**Collected data entries:**
======

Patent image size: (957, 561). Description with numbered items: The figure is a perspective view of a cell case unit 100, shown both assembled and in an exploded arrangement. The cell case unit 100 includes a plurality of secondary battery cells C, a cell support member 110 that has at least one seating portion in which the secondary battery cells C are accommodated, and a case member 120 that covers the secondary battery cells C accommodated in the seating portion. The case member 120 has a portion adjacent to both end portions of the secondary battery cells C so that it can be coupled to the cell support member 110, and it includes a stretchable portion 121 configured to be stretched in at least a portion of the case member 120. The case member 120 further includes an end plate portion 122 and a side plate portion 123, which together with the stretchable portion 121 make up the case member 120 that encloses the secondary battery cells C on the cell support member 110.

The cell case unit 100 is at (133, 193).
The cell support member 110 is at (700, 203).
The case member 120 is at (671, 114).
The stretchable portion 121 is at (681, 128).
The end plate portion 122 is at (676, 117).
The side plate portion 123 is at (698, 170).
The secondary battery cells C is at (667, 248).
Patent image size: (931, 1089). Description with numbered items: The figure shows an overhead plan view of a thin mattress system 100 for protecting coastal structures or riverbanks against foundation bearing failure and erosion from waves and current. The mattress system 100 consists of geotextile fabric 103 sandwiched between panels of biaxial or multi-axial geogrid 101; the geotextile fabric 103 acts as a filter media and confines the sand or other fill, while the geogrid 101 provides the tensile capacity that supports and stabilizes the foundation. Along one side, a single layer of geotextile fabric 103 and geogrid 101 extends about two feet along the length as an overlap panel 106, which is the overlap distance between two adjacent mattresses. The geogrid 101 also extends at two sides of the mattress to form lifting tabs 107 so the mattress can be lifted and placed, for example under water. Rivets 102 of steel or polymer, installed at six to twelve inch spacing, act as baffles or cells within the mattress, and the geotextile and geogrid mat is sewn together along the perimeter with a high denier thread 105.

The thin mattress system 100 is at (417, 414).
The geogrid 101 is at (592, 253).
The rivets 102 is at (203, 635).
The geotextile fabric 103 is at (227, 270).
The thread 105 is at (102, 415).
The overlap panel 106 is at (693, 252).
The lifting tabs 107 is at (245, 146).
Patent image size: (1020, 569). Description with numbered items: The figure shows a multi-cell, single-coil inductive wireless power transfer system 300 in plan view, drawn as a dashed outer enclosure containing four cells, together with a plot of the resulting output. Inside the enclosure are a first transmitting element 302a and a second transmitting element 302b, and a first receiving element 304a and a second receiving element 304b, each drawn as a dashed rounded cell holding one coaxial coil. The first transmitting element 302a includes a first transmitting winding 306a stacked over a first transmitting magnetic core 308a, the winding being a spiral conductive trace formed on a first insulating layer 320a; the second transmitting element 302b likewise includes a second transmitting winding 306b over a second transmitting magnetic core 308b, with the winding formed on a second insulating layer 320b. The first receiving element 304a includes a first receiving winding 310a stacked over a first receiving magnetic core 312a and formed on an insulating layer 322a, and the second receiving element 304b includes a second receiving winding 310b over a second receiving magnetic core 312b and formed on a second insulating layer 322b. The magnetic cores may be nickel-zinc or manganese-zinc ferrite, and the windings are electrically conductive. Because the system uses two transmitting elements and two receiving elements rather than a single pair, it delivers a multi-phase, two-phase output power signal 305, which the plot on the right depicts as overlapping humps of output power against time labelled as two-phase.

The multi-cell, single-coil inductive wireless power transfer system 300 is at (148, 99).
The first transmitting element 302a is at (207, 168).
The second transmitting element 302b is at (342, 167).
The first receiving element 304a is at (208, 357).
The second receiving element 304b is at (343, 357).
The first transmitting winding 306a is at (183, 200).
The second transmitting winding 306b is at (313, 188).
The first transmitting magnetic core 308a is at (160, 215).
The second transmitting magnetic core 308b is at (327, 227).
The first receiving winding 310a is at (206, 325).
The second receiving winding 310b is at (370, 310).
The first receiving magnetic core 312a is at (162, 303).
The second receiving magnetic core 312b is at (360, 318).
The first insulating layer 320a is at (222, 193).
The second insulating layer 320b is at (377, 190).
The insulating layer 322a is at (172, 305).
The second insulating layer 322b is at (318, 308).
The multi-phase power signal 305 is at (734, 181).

======

**ACTIVITY:** The reply must repeat all of the records precisely.

**WRITTEN ANSWER:**
Patent image size: (957, 561). Description with numbered items: The figure is a perspective view of a cell case unit 100, shown both assembled and in an exploded arrangement. The cell case unit 100 includes a plurality of secondary battery cells C, a cell support member 110 that has at least one seating portion in which the secondary battery cells C are accommodated, and a case member 120 that covers the secondary battery cells C accommodated in the seating portion. The case member 120 has a portion adjacent to both end portions of the secondary battery cells C so that it can be coupled to the cell support member 110, and it includes a stretchable portion 121 configured to be stretched in at least a portion of the case member 120. The case member 120 further includes an end plate portion 122 and a side plate portion 123, which together with the stretchable portion 121 make up the case member 120 that encloses the secondary battery cells C on the cell support member 110.

The cell case unit 100 is at (133, 193).
The cell support member 110 is at (700, 203).
The case member 120 is at (671, 114).
The stretchable portion 121 is at (681, 128).
The end plate portion 122 is at (676, 117).
The side plate portion 123 is at (698, 170).
The secondary battery cells C is at (667, 248).
Patent image size: (931, 1089). Description with numbered items: The figure shows an overhead plan view of a thin mattress system 100 for protecting coastal structures or riverbanks against foundation bearing failure and erosion from waves and current. The mattress system 100 consists of geotextile fabric 103 sandwiched between panels of biaxial or multi-axial geogrid 101; the geotextile fabric 103 acts as a filter media and confines the sand or other fill, while the geogrid 101 provides the tensile capacity that supports and stabilizes the foundation. Along one side, a single layer of geotextile fabric 103 and geogrid 101 extends about two feet along the length as an overlap panel 106, which is the overlap distance between two adjacent mattresses. The geogrid 101 also extends at two sides of the mattress to form lifting tabs 107 so the mattress can be lifted and placed, for example under water. Rivets 102 of steel or polymer, installed at six to twelve inch spacing, act as baffles or cells within the mattress, and the geotextile and geogrid mat is sewn together along the perimeter with a high denier thread 105.

The thin mattress system 100 is at (417, 414).
The geogrid 101 is at (592, 253).
The rivets 102 is at (203, 635).
The geotextile fabric 103 is at (227, 270).
The thread 105 is at (102, 415).
The overlap panel 106 is at (693, 252).
The lifting tabs 107 is at (245, 146).
Patent image size: (1020, 569). Description with numbered items: The figure shows a multi-cell, single-coil inductive wireless power transfer system 300 in plan view, drawn as a dashed outer enclosure containing four cells, together with a plot of the resulting output. Inside the enclosure are a first transmitting element 302a and a second transmitting element 302b, and a first receiving element 304a and a second receiving element 304b, each drawn as a dashed rounded cell holding one coaxial coil. The first transmitting element 302a includes a first transmitting winding 306a stacked over a first transmitting magnetic core 308a, the winding being a spiral conductive trace formed on a first insulating layer 320a; the second transmitting element 302b likewise includes a second transmitting winding 306b over a second transmitting magnetic core 308b, with the winding formed on a second insulating layer 320b. The first receiving element 304a includes a first receiving winding 310a stacked over a first receiving magnetic core 312a and formed on an insulating layer 322a, and the second receiving element 304b includes a second receiving winding 310b over a second receiving magnetic core 312b and formed on a second insulating layer 322b. The magnetic cores may be nickel-zinc or manganese-zinc ferrite, and the windings are electrically conductive. Because the system uses two transmitting elements and two receiving elements rather than a single pair, it delivers a multi-phase, two-phase output power signal 305, which the plot on the right depicts as overlapping humps of output power against time labelled as two-phase.

The multi-cell, single-coil inductive wireless power transfer system 300 is at (148, 99).
The first transmitting element 302a is at (207, 168).
The second transmitting element 302b is at (342, 167).
The first receiving element 304a is at (208, 357).
The second receiving element 304b is at (343, 357).
The first transmitting winding 306a is at (183, 200).
The second transmitting winding 306b is at (313, 188).
The first transmitting magnetic core 308a is at (160, 215).
The second transmitting magnetic core 308b is at (327, 227).
The first receiving winding 310a is at (206, 325).
The second receiving winding 310b is at (370, 310).
The first receiving magnetic core 312a is at (162, 303).
The second receiving magnetic core 312b is at (360, 318).
The first insulating layer 320a is at (222, 193).
The second insulating layer 320b is at (377, 190).
The insulating layer 322a is at (172, 305).
The second insulating layer 322b is at (318, 308).
The multi-phase power signal 305 is at (734, 181).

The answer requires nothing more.